== WORK REQUIRED ==
Search the material and gather each line with "text" in it.

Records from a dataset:
-*-*-

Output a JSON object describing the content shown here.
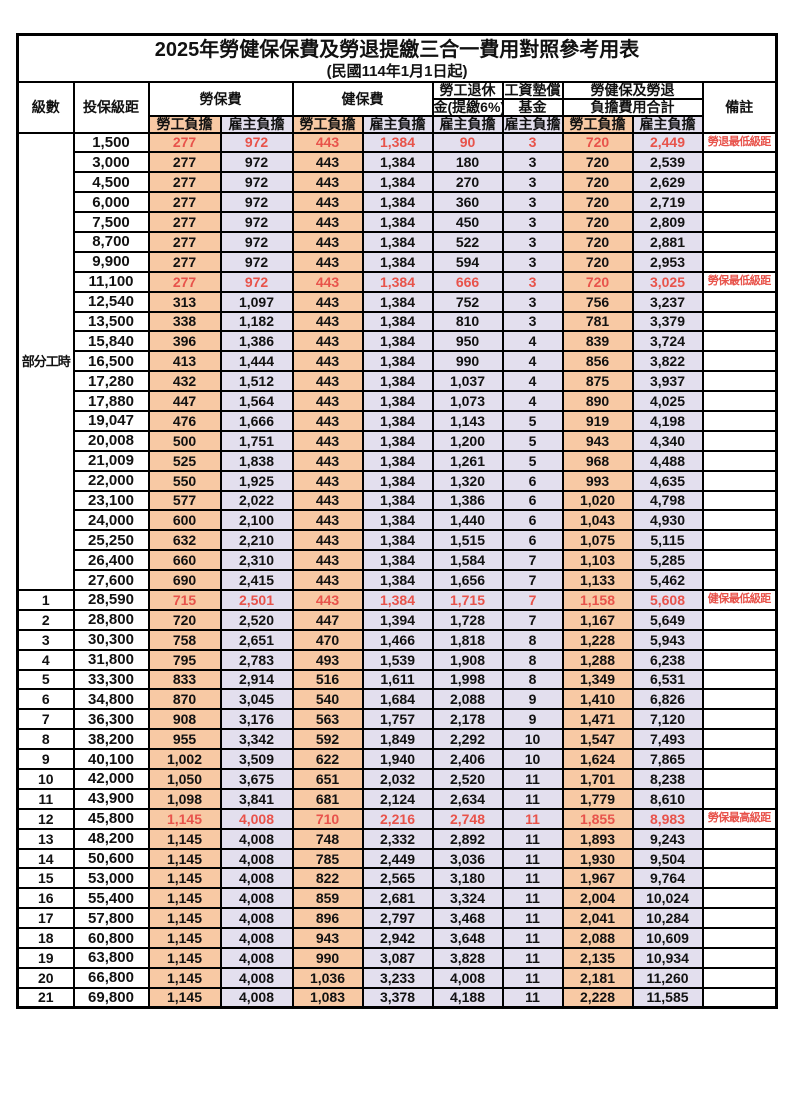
{
  "title": "2025年勞健保保費及勞退提繳三合一費用對照參考用表",
  "subtitle": "(民國114年1月1日起)",
  "header": {
    "level": "級數",
    "bracket": "投保級距",
    "labor_insurance": "勞保費",
    "health_insurance": "健保費",
    "pension_line1": "勞工退休",
    "pension_line2": "金(提繳6%)",
    "wage_fund_line1": "工資墊償",
    "wage_fund_line2": "基金",
    "total_line1": "勞健保及勞退",
    "total_line2": "負擔費用合計",
    "remark": "備註",
    "employee": "勞工負擔",
    "employer": "雇主負擔"
  },
  "part_time_label": "部分工時",
  "part_time_rowspan": 23,
  "colors": {
    "employee_burden_bg": "#F8C9A4",
    "employer_burden_bg": "#E3DFEE",
    "highlight_red": "#E8534B",
    "border": "#000000"
  },
  "rows": [
    {
      "level": "",
      "bracket": "1,500",
      "labor_emp": "277",
      "labor_er": "972",
      "health_emp": "443",
      "health_er": "1,384",
      "pension_er": "90",
      "fund_er": "3",
      "total_emp": "720",
      "total_er": "2,449",
      "remark": "勞退最低級距",
      "red": true
    },
    {
      "level": "",
      "bracket": "3,000",
      "labor_emp": "277",
      "labor_er": "972",
      "health_emp": "443",
      "health_er": "1,384",
      "pension_er": "180",
      "fund_er": "3",
      "total_emp": "720",
      "total_er": "2,539",
      "remark": "",
      "red": false
    },
    {
      "level": "",
      "bracket": "4,500",
      "labor_emp": "277",
      "labor_er": "972",
      "health_emp": "443",
      "health_er": "1,384",
      "pension_er": "270",
      "fund_er": "3",
      "total_emp": "720",
      "total_er": "2,629",
      "remark": "",
      "red": false
    },
    {
      "level": "",
      "bracket": "6,000",
      "labor_emp": "277",
      "labor_er": "972",
      "health_emp": "443",
      "health_er": "1,384",
      "pension_er": "360",
      "fund_er": "3",
      "total_emp": "720",
      "total_er": "2,719",
      "remark": "",
      "red": false
    },
    {
      "level": "",
      "bracket": "7,500",
      "labor_emp": "277",
      "labor_er": "972",
      "health_emp": "443",
      "health_er": "1,384",
      "pension_er": "450",
      "fund_er": "3",
      "total_emp": "720",
      "total_er": "2,809",
      "remark": "",
      "red": false
    },
    {
      "level": "",
      "bracket": "8,700",
      "labor_emp": "277",
      "labor_er": "972",
      "health_emp": "443",
      "health_er": "1,384",
      "pension_er": "522",
      "fund_er": "3",
      "total_emp": "720",
      "total_er": "2,881",
      "remark": "",
      "red": false
    },
    {
      "level": "",
      "bracket": "9,900",
      "labor_emp": "277",
      "labor_er": "972",
      "health_emp": "443",
      "health_er": "1,384",
      "pension_er": "594",
      "fund_er": "3",
      "total_emp": "720",
      "total_er": "2,953",
      "remark": "",
      "red": false
    },
    {
      "level": "",
      "bracket": "11,100",
      "labor_emp": "277",
      "labor_er": "972",
      "health_emp": "443",
      "health_er": "1,384",
      "pension_er": "666",
      "fund_er": "3",
      "total_emp": "720",
      "total_er": "3,025",
      "remark": "勞保最低級距",
      "red": true
    },
    {
      "level": "",
      "bracket": "12,540",
      "labor_emp": "313",
      "labor_er": "1,097",
      "health_emp": "443",
      "health_er": "1,384",
      "pension_er": "752",
      "fund_er": "3",
      "total_emp": "756",
      "total_er": "3,237",
      "remark": "",
      "red": false
    },
    {
      "level": "",
      "bracket": "13,500",
      "labor_emp": "338",
      "labor_er": "1,182",
      "health_emp": "443",
      "health_er": "1,384",
      "pension_er": "810",
      "fund_er": "3",
      "total_emp": "781",
      "total_er": "3,379",
      "remark": "",
      "red": false
    },
    {
      "level": "",
      "bracket": "15,840",
      "labor_emp": "396",
      "labor_er": "1,386",
      "health_emp": "443",
      "health_er": "1,384",
      "pension_er": "950",
      "fund_er": "4",
      "total_emp": "839",
      "total_er": "3,724",
      "remark": "",
      "red": false
    },
    {
      "level": "",
      "bracket": "16,500",
      "labor_emp": "413",
      "labor_er": "1,444",
      "health_emp": "443",
      "health_er": "1,384",
      "pension_er": "990",
      "fund_er": "4",
      "total_emp": "856",
      "total_er": "3,822",
      "remark": "",
      "red": false
    },
    {
      "level": "",
      "bracket": "17,280",
      "labor_emp": "432",
      "labor_er": "1,512",
      "health_emp": "443",
      "health_er": "1,384",
      "pension_er": "1,037",
      "fund_er": "4",
      "total_emp": "875",
      "total_er": "3,937",
      "remark": "",
      "red": false
    },
    {
      "level": "",
      "bracket": "17,880",
      "labor_emp": "447",
      "labor_er": "1,564",
      "health_emp": "443",
      "health_er": "1,384",
      "pension_er": "1,073",
      "fund_er": "4",
      "total_emp": "890",
      "total_er": "4,025",
      "remark": "",
      "red": false
    },
    {
      "level": "",
      "bracket": "19,047",
      "labor_emp": "476",
      "labor_er": "1,666",
      "health_emp": "443",
      "health_er": "1,384",
      "pension_er": "1,143",
      "fund_er": "5",
      "total_emp": "919",
      "total_er": "4,198",
      "remark": "",
      "red": false
    },
    {
      "level": "",
      "bracket": "20,008",
      "labor_emp": "500",
      "labor_er": "1,751",
      "health_emp": "443",
      "health_er": "1,384",
      "pension_er": "1,200",
      "fund_er": "5",
      "total_emp": "943",
      "total_er": "4,340",
      "remark": "",
      "red": false
    },
    {
      "level": "",
      "bracket": "21,009",
      "labor_emp": "525",
      "labor_er": "1,838",
      "health_emp": "443",
      "health_er": "1,384",
      "pension_er": "1,261",
      "fund_er": "5",
      "total_emp": "968",
      "total_er": "4,488",
      "remark": "",
      "red": false
    },
    {
      "level": "",
      "bracket": "22,000",
      "labor_emp": "550",
      "labor_er": "1,925",
      "health_emp": "443",
      "health_er": "1,384",
      "pension_er": "1,320",
      "fund_er": "6",
      "total_emp": "993",
      "total_er": "4,635",
      "remark": "",
      "red": false
    },
    {
      "level": "",
      "bracket": "23,100",
      "labor_emp": "577",
      "labor_er": "2,022",
      "health_emp": "443",
      "health_er": "1,384",
      "pension_er": "1,386",
      "fund_er": "6",
      "total_emp": "1,020",
      "total_er": "4,798",
      "remark": "",
      "red": false
    },
    {
      "level": "",
      "bracket": "24,000",
      "labor_emp": "600",
      "labor_er": "2,100",
      "health_emp": "443",
      "health_er": "1,384",
      "pension_er": "1,440",
      "fund_er": "6",
      "total_emp": "1,043",
      "total_er": "4,930",
      "remark": "",
      "red": false
    },
    {
      "level": "",
      "bracket": "25,250",
      "labor_emp": "632",
      "labor_er": "2,210",
      "health_emp": "443",
      "health_er": "1,384",
      "pension_er": "1,515",
      "fund_er": "6",
      "total_emp": "1,075",
      "total_er": "5,115",
      "remark": "",
      "red": false
    },
    {
      "level": "",
      "bracket": "26,400",
      "labor_emp": "660",
      "labor_er": "2,310",
      "health_emp": "443",
      "health_er": "1,384",
      "pension_er": "1,584",
      "fund_er": "7",
      "total_emp": "1,103",
      "total_er": "5,285",
      "remark": "",
      "red": false
    },
    {
      "level": "",
      "bracket": "27,600",
      "labor_emp": "690",
      "labor_er": "2,415",
      "health_emp": "443",
      "health_er": "1,384",
      "pension_er": "1,656",
      "fund_er": "7",
      "total_emp": "1,133",
      "total_er": "5,462",
      "remark": "",
      "red": false
    },
    {
      "level": "1",
      "bracket": "28,590",
      "labor_emp": "715",
      "labor_er": "2,501",
      "health_emp": "443",
      "health_er": "1,384",
      "pension_er": "1,715",
      "fund_er": "7",
      "total_emp": "1,158",
      "total_er": "5,608",
      "remark": "健保最低級距",
      "red": true
    },
    {
      "level": "2",
      "bracket": "28,800",
      "labor_emp": "720",
      "labor_er": "2,520",
      "health_emp": "447",
      "health_er": "1,394",
      "pension_er": "1,728",
      "fund_er": "7",
      "total_emp": "1,167",
      "total_er": "5,649",
      "remark": "",
      "red": false
    },
    {
      "level": "3",
      "bracket": "30,300",
      "labor_emp": "758",
      "labor_er": "2,651",
      "health_emp": "470",
      "health_er": "1,466",
      "pension_er": "1,818",
      "fund_er": "8",
      "total_emp": "1,228",
      "total_er": "5,943",
      "remark": "",
      "red": false
    },
    {
      "level": "4",
      "bracket": "31,800",
      "labor_emp": "795",
      "labor_er": "2,783",
      "health_emp": "493",
      "health_er": "1,539",
      "pension_er": "1,908",
      "fund_er": "8",
      "total_emp": "1,288",
      "total_er": "6,238",
      "remark": "",
      "red": false
    },
    {
      "level": "5",
      "bracket": "33,300",
      "labor_emp": "833",
      "labor_er": "2,914",
      "health_emp": "516",
      "health_er": "1,611",
      "pension_er": "1,998",
      "fund_er": "8",
      "total_emp": "1,349",
      "total_er": "6,531",
      "remark": "",
      "red": false
    },
    {
      "level": "6",
      "bracket": "34,800",
      "labor_emp": "870",
      "labor_er": "3,045",
      "health_emp": "540",
      "health_er": "1,684",
      "pension_er": "2,088",
      "fund_er": "9",
      "total_emp": "1,410",
      "total_er": "6,826",
      "remark": "",
      "red": false
    },
    {
      "level": "7",
      "bracket": "36,300",
      "labor_emp": "908",
      "labor_er": "3,176",
      "health_emp": "563",
      "health_er": "1,757",
      "pension_er": "2,178",
      "fund_er": "9",
      "total_emp": "1,471",
      "total_er": "7,120",
      "remark": "",
      "red": false
    },
    {
      "level": "8",
      "bracket": "38,200",
      "labor_emp": "955",
      "labor_er": "3,342",
      "health_emp": "592",
      "health_er": "1,849",
      "pension_er": "2,292",
      "fund_er": "10",
      "total_emp": "1,547",
      "total_er": "7,493",
      "remark": "",
      "red": false
    },
    {
      "level": "9",
      "bracket": "40,100",
      "labor_emp": "1,002",
      "labor_er": "3,509",
      "health_emp": "622",
      "health_er": "1,940",
      "pension_er": "2,406",
      "fund_er": "10",
      "total_emp": "1,624",
      "total_er": "7,865",
      "remark": "",
      "red": false
    },
    {
      "level": "10",
      "bracket": "42,000",
      "labor_emp": "1,050",
      "labor_er": "3,675",
      "health_emp": "651",
      "health_er": "2,032",
      "pension_er": "2,520",
      "fund_er": "11",
      "total_emp": "1,701",
      "total_er": "8,238",
      "remark": "",
      "red": false
    },
    {
      "level": "11",
      "bracket": "43,900",
      "labor_emp": "1,098",
      "labor_er": "3,841",
      "health_emp": "681",
      "health_er": "2,124",
      "pension_er": "2,634",
      "fund_er": "11",
      "total_emp": "1,779",
      "total_er": "8,610",
      "remark": "",
      "red": false
    },
    {
      "level": "12",
      "bracket": "45,800",
      "labor_emp": "1,145",
      "labor_er": "4,008",
      "health_emp": "710",
      "health_er": "2,216",
      "pension_er": "2,748",
      "fund_er": "11",
      "total_emp": "1,855",
      "total_er": "8,983",
      "remark": "勞保最高級距",
      "red": true
    },
    {
      "level": "13",
      "bracket": "48,200",
      "labor_emp": "1,145",
      "labor_er": "4,008",
      "health_emp": "748",
      "health_er": "2,332",
      "pension_er": "2,892",
      "fund_er": "11",
      "total_emp": "1,893",
      "total_er": "9,243",
      "remark": "",
      "red": false
    },
    {
      "level": "14",
      "bracket": "50,600",
      "labor_emp": "1,145",
      "labor_er": "4,008",
      "health_emp": "785",
      "health_er": "2,449",
      "pension_er": "3,036",
      "fund_er": "11",
      "total_emp": "1,930",
      "total_er": "9,504",
      "remark": "",
      "red": false
    },
    {
      "level": "15",
      "bracket": "53,000",
      "labor_emp": "1,145",
      "labor_er": "4,008",
      "health_emp": "822",
      "health_er": "2,565",
      "pension_er": "3,180",
      "fund_er": "11",
      "total_emp": "1,967",
      "total_er": "9,764",
      "remark": "",
      "red": false
    },
    {
      "level": "16",
      "bracket": "55,400",
      "labor_emp": "1,145",
      "labor_er": "4,008",
      "health_emp": "859",
      "health_er": "2,681",
      "pension_er": "3,324",
      "fund_er": "11",
      "total_emp": "2,004",
      "total_er": "10,024",
      "remark": "",
      "red": false
    },
    {
      "level": "17",
      "bracket": "57,800",
      "labor_emp": "1,145",
      "labor_er": "4,008",
      "health_emp": "896",
      "health_er": "2,797",
      "pension_er": "3,468",
      "fund_er": "11",
      "total_emp": "2,041",
      "total_er": "10,284",
      "remark": "",
      "red": false
    },
    {
      "level": "18",
      "bracket": "60,800",
      "labor_emp": "1,145",
      "labor_er": "4,008",
      "health_emp": "943",
      "health_er": "2,942",
      "pension_er": "3,648",
      "fund_er": "11",
      "total_emp": "2,088",
      "total_er": "10,609",
      "remark": "",
      "red": false
    },
    {
      "level": "19",
      "bracket": "63,800",
      "labor_emp": "1,145",
      "labor_er": "4,008",
      "health_emp": "990",
      "health_er": "3,087",
      "pension_er": "3,828",
      "fund_er": "11",
      "total_emp": "2,135",
      "total_er": "10,934",
      "remark": "",
      "red": false
    },
    {
      "level": "20",
      "bracket": "66,800",
      "labor_emp": "1,145",
      "labor_er": "4,008",
      "health_emp": "1,036",
      "health_er": "3,233",
      "pension_er": "4,008",
      "fund_er": "11",
      "total_emp": "2,181",
      "total_er": "11,260",
      "remark": "",
      "red": false
    },
    {
      "level": "21",
      "bracket": "69,800",
      "labor_emp": "1,145",
      "labor_er": "4,008",
      "health_emp": "1,083",
      "health_er": "3,378",
      "pension_er": "4,188",
      "fund_er": "11",
      "total_emp": "2,228",
      "total_er": "11,585",
      "remark": "",
      "red": false
    }
  ]
}
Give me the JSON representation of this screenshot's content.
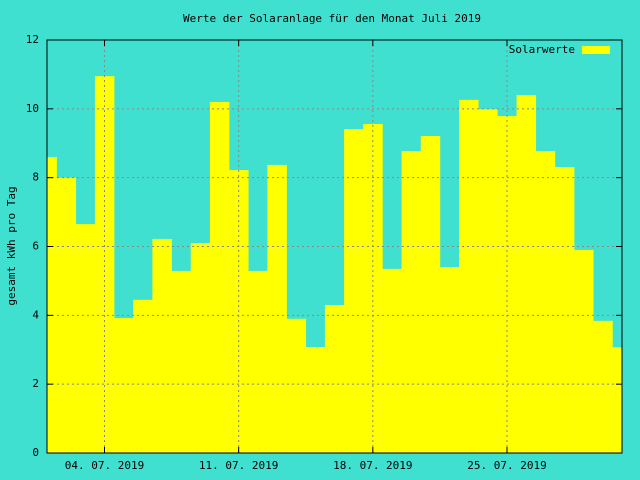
{
  "chart_data": {
    "type": "bar",
    "title": "Werte der Solaranlage für den Monat Juli 2019",
    "y_label": "gesamt kWh pro Tag",
    "x": [
      1,
      2,
      3,
      4,
      5,
      6,
      7,
      8,
      9,
      10,
      11,
      12,
      13,
      14,
      15,
      16,
      17,
      18,
      19,
      20,
      21,
      22,
      23,
      24,
      25,
      26,
      27,
      28,
      29,
      30,
      31
    ],
    "series": [
      {
        "name": "Solarwerte",
        "color": "#ffff00",
        "values": [
          8.6,
          8.0,
          6.65,
          10.95,
          3.92,
          4.45,
          6.22,
          5.29,
          6.1,
          10.2,
          8.22,
          5.29,
          8.37,
          3.9,
          3.08,
          4.3,
          9.41,
          9.56,
          5.35,
          8.77,
          9.21,
          5.4,
          10.26,
          9.99,
          9.79,
          10.4,
          8.77,
          8.31,
          5.9,
          3.84,
          3.07
        ]
      }
    ],
    "xlim": [
      1,
      31
    ],
    "xticks": [
      {
        "value": 4,
        "label": "04. 07. 2019"
      },
      {
        "value": 11,
        "label": "11. 07. 2019"
      },
      {
        "value": 18,
        "label": "18. 07. 2019"
      },
      {
        "value": 25,
        "label": "25. 07. 2019"
      }
    ],
    "ylim": [
      0,
      12
    ],
    "yticks": [
      0,
      2,
      4,
      6,
      8,
      10,
      12
    ],
    "grid": true,
    "legend": "top-right",
    "background": "#40e0d0"
  }
}
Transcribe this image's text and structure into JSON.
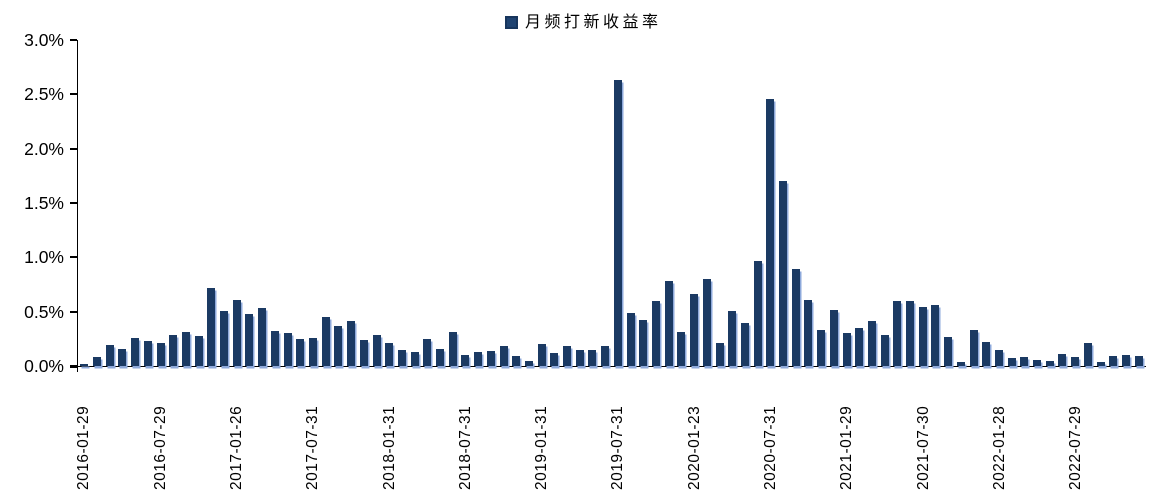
{
  "chart_data": {
    "type": "bar",
    "title": "",
    "legend": {
      "series_label": "月频打新收益率",
      "position": "top-center"
    },
    "ylabel": "",
    "xlabel": "",
    "ylim": [
      0,
      3.0
    ],
    "y_tick_labels": [
      "0.0%",
      "0.5%",
      "1.0%",
      "1.5%",
      "2.0%",
      "2.5%",
      "3.0%"
    ],
    "grid": false,
    "x_tick_every": 6,
    "x_tick_labels": [
      "2016-01-29",
      "2016-07-29",
      "2017-01-26",
      "2017-07-31",
      "2018-01-31",
      "2018-07-31",
      "2019-01-31",
      "2019-07-31",
      "2020-01-23",
      "2020-07-31",
      "2021-01-29",
      "2021-07-30",
      "2022-01-28",
      "2022-07-29"
    ],
    "n_bars": 84,
    "values": [
      0.02,
      0.08,
      0.19,
      0.16,
      0.26,
      0.23,
      0.21,
      0.29,
      0.31,
      0.28,
      0.72,
      0.51,
      0.61,
      0.48,
      0.53,
      0.32,
      0.3,
      0.25,
      0.26,
      0.45,
      0.37,
      0.41,
      0.24,
      0.29,
      0.21,
      0.15,
      0.13,
      0.25,
      0.16,
      0.31,
      0.1,
      0.13,
      0.14,
      0.18,
      0.09,
      0.05,
      0.2,
      0.12,
      0.18,
      0.15,
      0.15,
      0.18,
      2.63,
      0.49,
      0.42,
      0.6,
      0.78,
      0.31,
      0.66,
      0.8,
      0.21,
      0.51,
      0.4,
      0.97,
      2.46,
      1.7,
      0.89,
      0.61,
      0.33,
      0.52,
      0.3,
      0.35,
      0.41,
      0.29,
      0.6,
      0.6,
      0.54,
      0.56,
      0.27,
      0.04,
      0.33,
      0.22,
      0.15,
      0.07,
      0.08,
      0.06,
      0.05,
      0.11,
      0.08,
      0.21,
      0.04,
      0.09,
      0.1,
      0.09
    ],
    "colors": {
      "bar": "#1b3a63",
      "bar_shadow": "#8ea9db",
      "axis": "#000000",
      "text": "#000000",
      "background": "#ffffff"
    }
  }
}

-*-*-

== TASK RESULT ==
Transcribe this image's text and structure into JSON.
      "text": "#000000",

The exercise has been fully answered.